◆ Work to complete
Write each line out again exactly as written.

[Records excerpted from a collection]
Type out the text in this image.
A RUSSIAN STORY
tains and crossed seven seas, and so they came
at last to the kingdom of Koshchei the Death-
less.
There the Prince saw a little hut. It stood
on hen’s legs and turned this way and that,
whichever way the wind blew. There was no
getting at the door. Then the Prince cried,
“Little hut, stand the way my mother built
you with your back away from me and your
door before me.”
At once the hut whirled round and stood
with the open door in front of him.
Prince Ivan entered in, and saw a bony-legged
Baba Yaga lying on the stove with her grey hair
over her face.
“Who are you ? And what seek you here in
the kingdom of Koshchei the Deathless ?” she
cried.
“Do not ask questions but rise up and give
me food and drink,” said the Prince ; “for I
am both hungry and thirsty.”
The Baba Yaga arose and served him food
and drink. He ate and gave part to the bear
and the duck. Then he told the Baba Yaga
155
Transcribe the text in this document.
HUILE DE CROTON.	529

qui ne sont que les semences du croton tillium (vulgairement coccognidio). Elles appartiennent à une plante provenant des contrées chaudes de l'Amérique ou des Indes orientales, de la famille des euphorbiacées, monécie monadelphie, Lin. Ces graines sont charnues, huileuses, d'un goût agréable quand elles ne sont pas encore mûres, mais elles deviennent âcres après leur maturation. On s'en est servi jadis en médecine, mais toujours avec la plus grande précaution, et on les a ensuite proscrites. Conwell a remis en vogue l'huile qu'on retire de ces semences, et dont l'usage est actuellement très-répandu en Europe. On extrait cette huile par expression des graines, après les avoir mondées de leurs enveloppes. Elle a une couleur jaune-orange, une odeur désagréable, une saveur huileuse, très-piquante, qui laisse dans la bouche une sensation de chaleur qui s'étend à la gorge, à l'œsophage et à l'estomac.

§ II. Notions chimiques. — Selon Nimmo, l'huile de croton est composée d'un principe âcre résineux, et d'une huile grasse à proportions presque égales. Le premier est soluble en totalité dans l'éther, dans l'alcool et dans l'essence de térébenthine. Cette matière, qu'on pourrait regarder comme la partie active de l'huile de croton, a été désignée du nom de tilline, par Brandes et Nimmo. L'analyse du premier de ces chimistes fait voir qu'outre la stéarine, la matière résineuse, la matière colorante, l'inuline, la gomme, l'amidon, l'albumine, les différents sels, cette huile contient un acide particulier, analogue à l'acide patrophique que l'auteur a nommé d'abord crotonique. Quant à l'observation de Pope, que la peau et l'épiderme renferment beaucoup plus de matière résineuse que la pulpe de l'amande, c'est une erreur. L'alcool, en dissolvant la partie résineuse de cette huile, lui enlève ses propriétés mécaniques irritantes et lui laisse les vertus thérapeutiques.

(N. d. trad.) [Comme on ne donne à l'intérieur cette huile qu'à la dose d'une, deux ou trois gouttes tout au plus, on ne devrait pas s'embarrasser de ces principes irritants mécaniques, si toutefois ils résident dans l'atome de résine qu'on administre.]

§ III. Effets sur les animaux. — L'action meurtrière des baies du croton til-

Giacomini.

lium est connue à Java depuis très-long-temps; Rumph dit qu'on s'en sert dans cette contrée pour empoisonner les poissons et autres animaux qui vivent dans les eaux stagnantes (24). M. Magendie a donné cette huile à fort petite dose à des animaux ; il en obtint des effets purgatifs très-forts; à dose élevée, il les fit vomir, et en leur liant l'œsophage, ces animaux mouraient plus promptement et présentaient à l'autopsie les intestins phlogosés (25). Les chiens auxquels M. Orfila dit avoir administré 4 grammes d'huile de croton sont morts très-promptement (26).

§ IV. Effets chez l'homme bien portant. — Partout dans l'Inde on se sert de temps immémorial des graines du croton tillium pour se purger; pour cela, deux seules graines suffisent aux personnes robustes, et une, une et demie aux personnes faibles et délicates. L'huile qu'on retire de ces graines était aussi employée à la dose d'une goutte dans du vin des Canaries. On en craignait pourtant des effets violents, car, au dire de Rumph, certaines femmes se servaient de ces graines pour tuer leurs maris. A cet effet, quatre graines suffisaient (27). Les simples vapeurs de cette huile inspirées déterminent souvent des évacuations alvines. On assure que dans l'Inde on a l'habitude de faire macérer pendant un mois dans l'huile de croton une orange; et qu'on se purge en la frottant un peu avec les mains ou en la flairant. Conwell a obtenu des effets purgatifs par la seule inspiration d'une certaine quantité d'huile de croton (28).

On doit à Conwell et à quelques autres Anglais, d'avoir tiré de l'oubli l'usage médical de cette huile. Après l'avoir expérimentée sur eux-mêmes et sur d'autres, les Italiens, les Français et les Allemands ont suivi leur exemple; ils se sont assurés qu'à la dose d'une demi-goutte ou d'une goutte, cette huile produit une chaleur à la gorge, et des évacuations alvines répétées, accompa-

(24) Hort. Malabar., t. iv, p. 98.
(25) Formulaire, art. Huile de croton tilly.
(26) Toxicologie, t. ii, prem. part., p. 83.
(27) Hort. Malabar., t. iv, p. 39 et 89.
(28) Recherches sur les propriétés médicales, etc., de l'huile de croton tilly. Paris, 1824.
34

◆ Result of this task
Type out the text in this image.
A RUSSIAN STORY
tains and crossed seven seas, and so they came
at last to the kingdom of Koshchei the Death-
less.
There the Prince saw a little hut. It stood
on hen’s legs and turned this way and that,
whichever way the wind blew. There was no
getting at the door. Then the Prince cried,
“Little hut, stand the way my mother built
you with your back away from me and your
door before me.”
At once the hut whirled round and stood
with the open door in front of him.
Prince Ivan entered in, and saw a bony-legged
Baba Yaga lying on the stove with her grey hair
over her face.
“Who are you ? And what seek you here in
the kingdom of Koshchei the Deathless ?” she
cried.
“Do not ask questions but rise up and give
me food and drink,” said the Prince ; “for I
am both hungry and thirsty.”
The Baba Yaga arose and served him food
and drink. He ate and gave part to the bear
and the duck. Then he told the Baba Yaga
155
Transcribe the text in this document.
HUILE DE CROTON.	529

qui ne sont que les semences du croton tillium (vulgairement coccognidio). Elles appartiennent à une plante provenant des contrées chaudes de l'Amérique ou des Indes orientales, de la famille des euphorbiacées, monécie monadelphie, Lin. Ces graines sont charnues, huileuses, d'un goût agréable quand elles ne sont pas encore mûres, mais elles deviennent âcres après leur maturation. On s'en est servi jadis en médecine, mais toujours avec la plus grande précaution, et on les a ensuite proscrites. Conwell a remis en vogue l'huile qu'on retire de ces semences, et dont l'usage est actuellement très-répandu en Europe. On extrait cette huile par expression des graines, après les avoir mondées de leurs enveloppes. Elle a une couleur jaune-orange, une odeur désagréable, une saveur huileuse, très-piquante, qui laisse dans la bouche une sensation de chaleur qui s'étend à la gorge, à l'œsophage et à l'estomac.

§ II. Notions chimiques. — Selon Nimmo, l'huile de croton est composée d'un principe âcre résineux, et d'une huile grasse à proportions presque égales. Le premier est soluble en totalité dans l'éther, dans l'alcool et dans l'essence de térébenthine. Cette matière, qu'on pourrait regarder comme la partie active de l'huile de croton, a été désignée du nom de tilline, par Brandes et Nimmo. L'analyse du premier de ces chimistes fait voir qu'outre la stéarine, la matière résineuse, la matière colorante, l'inuline, la gomme, l'amidon, l'albumine, les différents sels, cette huile contient un acide particulier, analogue à l'acide patrophique que l'auteur a nommé d'abord crotonique. Quant à l'observation de Pope, que la peau et l'épiderme renferment beaucoup plus de matière résineuse que la pulpe de l'amande, c'est une erreur. L'alcool, en dissolvant la partie résineuse de cette huile, lui enlève ses propriétés mécaniques irritantes et lui laisse les vertus thérapeutiques.

(N. d. trad.) [Comme on ne donne à l'intérieur cette huile qu'à la dose d'une, deux ou trois gouttes tout au plus, on ne devrait pas s'embarrasser de ces principes irritants mécaniques, si toutefois ils résident dans l'atome de résine qu'on administre.]

§ III. Effets sur les animaux. — L'action meurtrière des baies du croton til-

Giacomini.

lium est connue à Java depuis très-long-temps; Rumph dit qu'on s'en sert dans cette contrée pour empoisonner les poissons et autres animaux qui vivent dans les eaux stagnantes (24). M. Magendie a donné cette huile à fort petite dose à des animaux ; il en obtint des effets purgatifs très-forts; à dose élevée, il les fit vomir, et en leur liant l'œsophage, ces animaux mouraient plus promptement et présentaient à l'autopsie les intestins phlogosés (25). Les chiens auxquels M. Orfila dit avoir administré 4 grammes d'huile de croton sont morts très-promptement (26).

§ IV. Effets chez l'homme bien portant. — Partout dans l'Inde on se sert de temps immémorial des graines du croton tillium pour se purger; pour cela, deux seules graines suffisent aux personnes robustes, et une, une et demie aux personnes faibles et délicates. L'huile qu'on retire de ces graines était aussi employée à la dose d'une goutte dans du vin des Canaries. On en craignait pourtant des effets violents, car, au dire de Rumph, certaines femmes se servaient de ces graines pour tuer leurs maris. A cet effet, quatre graines suffisaient (27). Les simples vapeurs de cette huile inspirées déterminent souvent des évacuations alvines. On assure que dans l'Inde on a l'habitude de faire macérer pendant un mois dans l'huile de croton une orange; et qu'on se purge en la frottant un peu avec les mains ou en la flairant. Conwell a obtenu des effets purgatifs par la seule inspiration d'une certaine quantité d'huile de croton (28).

On doit à Conwell et à quelques autres Anglais, d'avoir tiré de l'oubli l'usage médical de cette huile. Après l'avoir expérimentée sur eux-mêmes et sur d'autres, les Italiens, les Français et les Allemands ont suivi leur exemple; ils se sont assurés qu'à la dose d'une demi-goutte ou d'une goutte, cette huile produit une chaleur à la gorge, et des évacuations alvines répétées, accompa-

(24) Hort. Malabar., t. iv, p. 98.
(25) Formulaire, art. Huile de croton tilly.
(26) Toxicologie, t. ii, prem. part., p. 83.
(27) Hort. Malabar., t. iv, p. 39 et 89.
(28) Recherches sur les propriétés médicales, etc., de l'huile de croton tilly. Paris, 1824.
34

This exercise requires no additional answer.